> [Aim]:
How many lines in the listing below include the word "ncon"? Answer with the number and nothing else.

## Begin The input

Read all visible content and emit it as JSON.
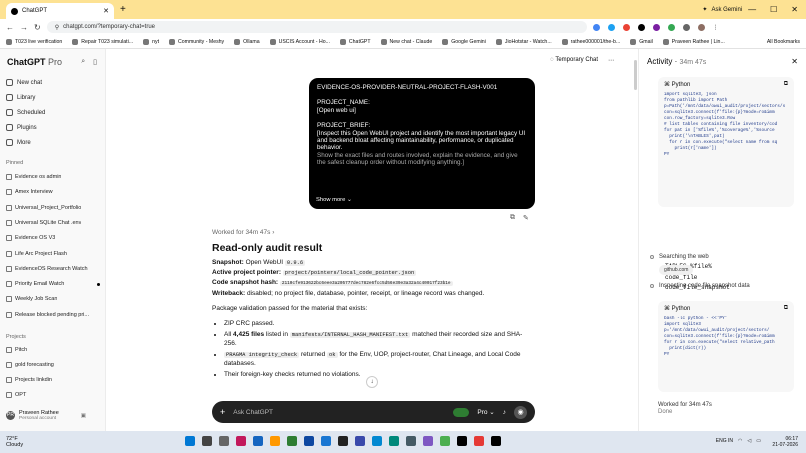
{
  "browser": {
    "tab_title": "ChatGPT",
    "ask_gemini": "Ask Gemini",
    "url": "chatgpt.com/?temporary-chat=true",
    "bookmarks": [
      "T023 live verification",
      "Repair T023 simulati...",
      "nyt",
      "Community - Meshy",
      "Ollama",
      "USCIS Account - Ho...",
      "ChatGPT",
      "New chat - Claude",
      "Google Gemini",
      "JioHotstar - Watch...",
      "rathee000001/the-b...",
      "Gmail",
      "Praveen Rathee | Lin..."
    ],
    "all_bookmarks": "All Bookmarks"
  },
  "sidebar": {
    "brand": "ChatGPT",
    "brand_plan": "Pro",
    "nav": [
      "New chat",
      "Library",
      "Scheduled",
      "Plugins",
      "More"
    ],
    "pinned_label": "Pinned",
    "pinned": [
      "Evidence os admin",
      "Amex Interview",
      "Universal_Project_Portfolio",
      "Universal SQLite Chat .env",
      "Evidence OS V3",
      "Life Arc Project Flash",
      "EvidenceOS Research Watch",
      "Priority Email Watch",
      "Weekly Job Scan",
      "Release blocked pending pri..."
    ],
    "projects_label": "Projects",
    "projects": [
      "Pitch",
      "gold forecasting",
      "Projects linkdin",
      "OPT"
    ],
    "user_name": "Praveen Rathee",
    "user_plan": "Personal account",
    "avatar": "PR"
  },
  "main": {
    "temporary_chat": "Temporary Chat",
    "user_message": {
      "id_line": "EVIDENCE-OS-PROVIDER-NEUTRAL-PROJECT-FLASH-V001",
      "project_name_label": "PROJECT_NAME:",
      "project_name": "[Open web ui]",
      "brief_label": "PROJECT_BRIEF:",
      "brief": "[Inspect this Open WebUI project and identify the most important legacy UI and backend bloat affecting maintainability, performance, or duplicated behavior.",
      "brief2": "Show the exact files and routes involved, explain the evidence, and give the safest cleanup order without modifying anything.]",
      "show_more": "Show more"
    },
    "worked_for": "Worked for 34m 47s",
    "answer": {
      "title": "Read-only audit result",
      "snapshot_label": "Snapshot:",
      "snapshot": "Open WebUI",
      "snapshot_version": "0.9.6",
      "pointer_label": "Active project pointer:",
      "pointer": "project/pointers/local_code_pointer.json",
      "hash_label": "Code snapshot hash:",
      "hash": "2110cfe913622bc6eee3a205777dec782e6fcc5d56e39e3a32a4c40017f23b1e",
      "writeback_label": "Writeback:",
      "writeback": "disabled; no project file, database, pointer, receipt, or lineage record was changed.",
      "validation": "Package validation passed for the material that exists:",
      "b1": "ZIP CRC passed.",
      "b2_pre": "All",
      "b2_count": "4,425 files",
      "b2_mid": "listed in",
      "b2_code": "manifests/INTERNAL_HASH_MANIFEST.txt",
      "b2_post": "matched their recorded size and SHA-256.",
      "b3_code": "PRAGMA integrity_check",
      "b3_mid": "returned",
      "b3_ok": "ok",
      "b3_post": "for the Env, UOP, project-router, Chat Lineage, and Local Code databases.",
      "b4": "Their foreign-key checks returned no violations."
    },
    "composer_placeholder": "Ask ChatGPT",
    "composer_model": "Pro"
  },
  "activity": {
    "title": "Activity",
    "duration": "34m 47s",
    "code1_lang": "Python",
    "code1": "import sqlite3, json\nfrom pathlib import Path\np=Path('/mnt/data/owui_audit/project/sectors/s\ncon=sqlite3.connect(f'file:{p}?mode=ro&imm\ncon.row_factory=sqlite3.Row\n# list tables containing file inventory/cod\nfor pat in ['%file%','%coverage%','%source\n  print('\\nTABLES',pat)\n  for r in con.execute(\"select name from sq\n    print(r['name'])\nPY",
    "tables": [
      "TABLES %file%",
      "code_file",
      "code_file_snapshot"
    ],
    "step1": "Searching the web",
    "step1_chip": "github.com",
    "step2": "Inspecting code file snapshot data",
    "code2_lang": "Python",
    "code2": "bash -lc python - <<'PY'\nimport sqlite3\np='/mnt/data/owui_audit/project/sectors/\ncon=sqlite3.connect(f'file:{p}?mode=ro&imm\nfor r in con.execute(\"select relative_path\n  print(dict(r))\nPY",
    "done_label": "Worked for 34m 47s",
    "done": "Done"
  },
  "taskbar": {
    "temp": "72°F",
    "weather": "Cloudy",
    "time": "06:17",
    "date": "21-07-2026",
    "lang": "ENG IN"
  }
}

## End The input

> [Answer to the exercise]:
2